Part of a data file
-.-.-
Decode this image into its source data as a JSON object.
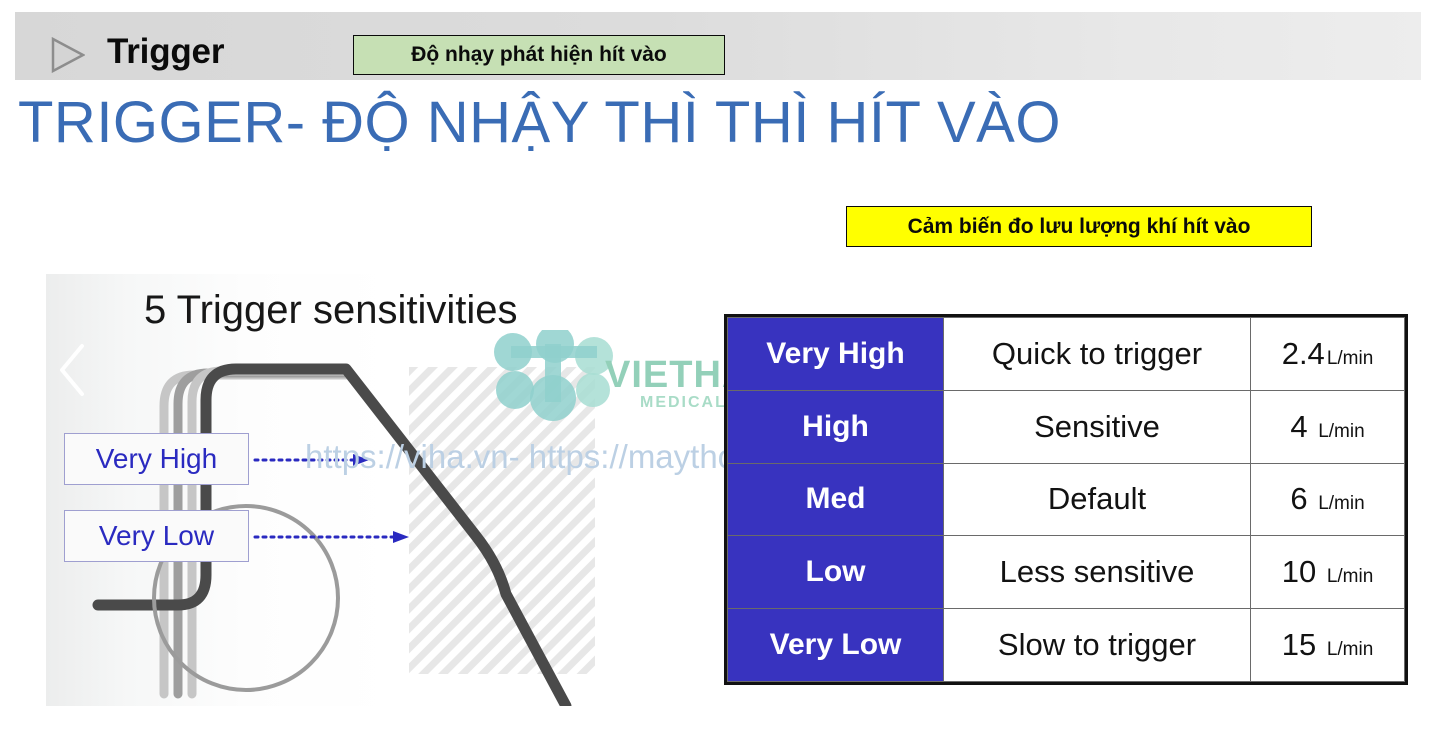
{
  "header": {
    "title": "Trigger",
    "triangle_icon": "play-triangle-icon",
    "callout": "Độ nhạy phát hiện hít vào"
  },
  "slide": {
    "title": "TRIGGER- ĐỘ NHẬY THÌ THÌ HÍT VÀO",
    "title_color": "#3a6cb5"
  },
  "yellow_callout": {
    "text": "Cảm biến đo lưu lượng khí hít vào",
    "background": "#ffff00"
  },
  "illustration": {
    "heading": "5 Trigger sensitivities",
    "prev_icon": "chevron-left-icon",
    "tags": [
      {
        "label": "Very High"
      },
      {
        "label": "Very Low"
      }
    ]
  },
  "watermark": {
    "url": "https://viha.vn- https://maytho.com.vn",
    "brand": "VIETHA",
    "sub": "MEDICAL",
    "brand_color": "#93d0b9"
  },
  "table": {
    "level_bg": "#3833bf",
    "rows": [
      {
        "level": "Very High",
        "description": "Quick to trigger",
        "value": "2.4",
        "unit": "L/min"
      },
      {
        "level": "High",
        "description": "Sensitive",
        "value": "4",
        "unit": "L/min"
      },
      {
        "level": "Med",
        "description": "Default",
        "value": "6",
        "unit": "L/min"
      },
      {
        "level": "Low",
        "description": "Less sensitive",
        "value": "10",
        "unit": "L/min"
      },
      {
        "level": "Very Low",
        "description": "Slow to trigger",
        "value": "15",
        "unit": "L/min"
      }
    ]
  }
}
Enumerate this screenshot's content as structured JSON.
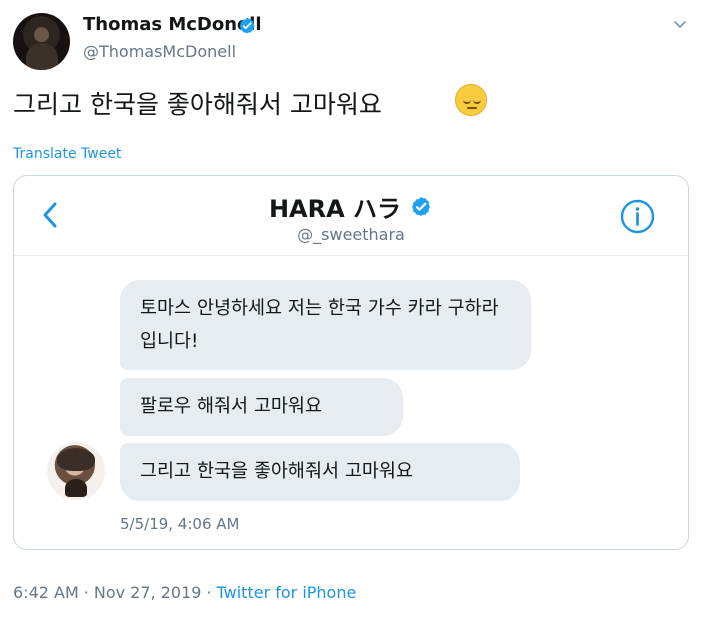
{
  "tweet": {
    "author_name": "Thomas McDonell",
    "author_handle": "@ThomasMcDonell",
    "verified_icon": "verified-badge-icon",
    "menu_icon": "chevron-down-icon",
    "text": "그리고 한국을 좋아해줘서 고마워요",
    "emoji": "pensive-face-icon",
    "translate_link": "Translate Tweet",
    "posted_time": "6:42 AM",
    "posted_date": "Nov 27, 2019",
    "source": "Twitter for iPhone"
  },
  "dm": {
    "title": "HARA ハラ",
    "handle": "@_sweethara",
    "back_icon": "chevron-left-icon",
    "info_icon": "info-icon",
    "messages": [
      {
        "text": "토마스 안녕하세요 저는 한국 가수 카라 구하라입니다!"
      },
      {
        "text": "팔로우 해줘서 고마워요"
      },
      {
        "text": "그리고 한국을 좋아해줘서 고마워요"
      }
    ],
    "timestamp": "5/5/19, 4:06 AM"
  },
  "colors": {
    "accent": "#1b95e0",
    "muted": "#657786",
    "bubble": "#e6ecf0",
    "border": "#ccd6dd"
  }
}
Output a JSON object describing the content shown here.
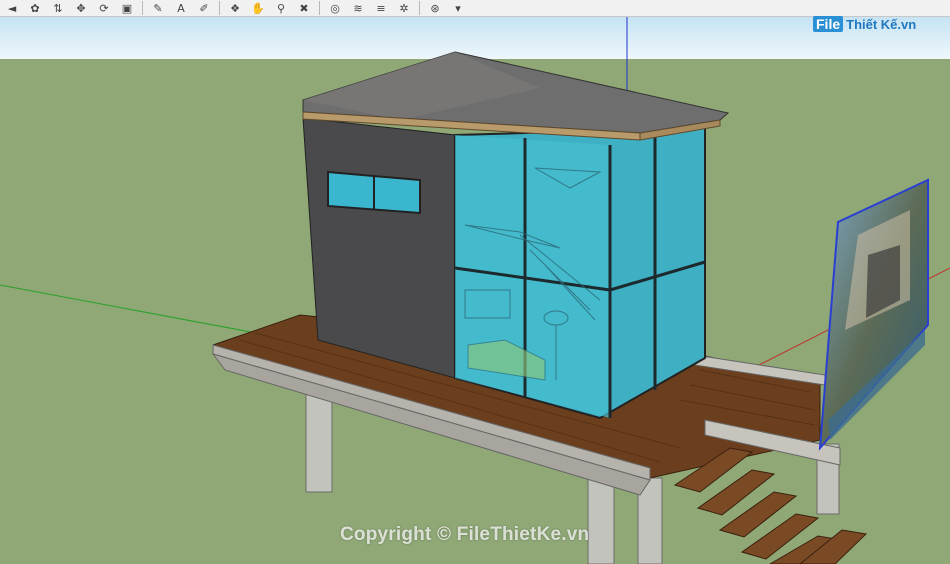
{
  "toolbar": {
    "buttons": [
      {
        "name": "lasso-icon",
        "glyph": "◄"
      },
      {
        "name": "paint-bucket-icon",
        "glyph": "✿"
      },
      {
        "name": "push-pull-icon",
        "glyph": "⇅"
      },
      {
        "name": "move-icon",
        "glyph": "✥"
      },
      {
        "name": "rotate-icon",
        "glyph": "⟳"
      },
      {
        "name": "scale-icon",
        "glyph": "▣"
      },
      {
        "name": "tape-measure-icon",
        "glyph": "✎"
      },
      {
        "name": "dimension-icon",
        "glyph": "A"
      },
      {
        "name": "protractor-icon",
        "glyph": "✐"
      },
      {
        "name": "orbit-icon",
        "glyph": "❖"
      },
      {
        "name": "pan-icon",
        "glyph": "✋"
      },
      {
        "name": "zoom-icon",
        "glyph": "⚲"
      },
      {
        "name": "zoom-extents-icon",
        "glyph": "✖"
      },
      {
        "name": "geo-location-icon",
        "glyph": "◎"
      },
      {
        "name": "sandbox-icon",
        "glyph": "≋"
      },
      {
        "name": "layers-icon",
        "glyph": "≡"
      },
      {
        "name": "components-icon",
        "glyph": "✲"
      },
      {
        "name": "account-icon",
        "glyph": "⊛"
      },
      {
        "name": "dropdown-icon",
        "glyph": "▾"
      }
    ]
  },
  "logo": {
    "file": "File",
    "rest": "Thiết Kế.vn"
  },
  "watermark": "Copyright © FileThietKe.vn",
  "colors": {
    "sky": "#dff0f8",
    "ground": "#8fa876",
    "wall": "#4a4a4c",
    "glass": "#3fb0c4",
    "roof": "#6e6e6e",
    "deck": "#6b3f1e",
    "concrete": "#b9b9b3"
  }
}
-.-.-
> **DIRECTION**
Pull out each line of the entries that contains "좋아해줘서".

> **THE RESULT**
    "text": "그리고 한국을 좋아해줘서 고마워요",
        "text": "그리고 한국을 좋아해줘서 고마워요"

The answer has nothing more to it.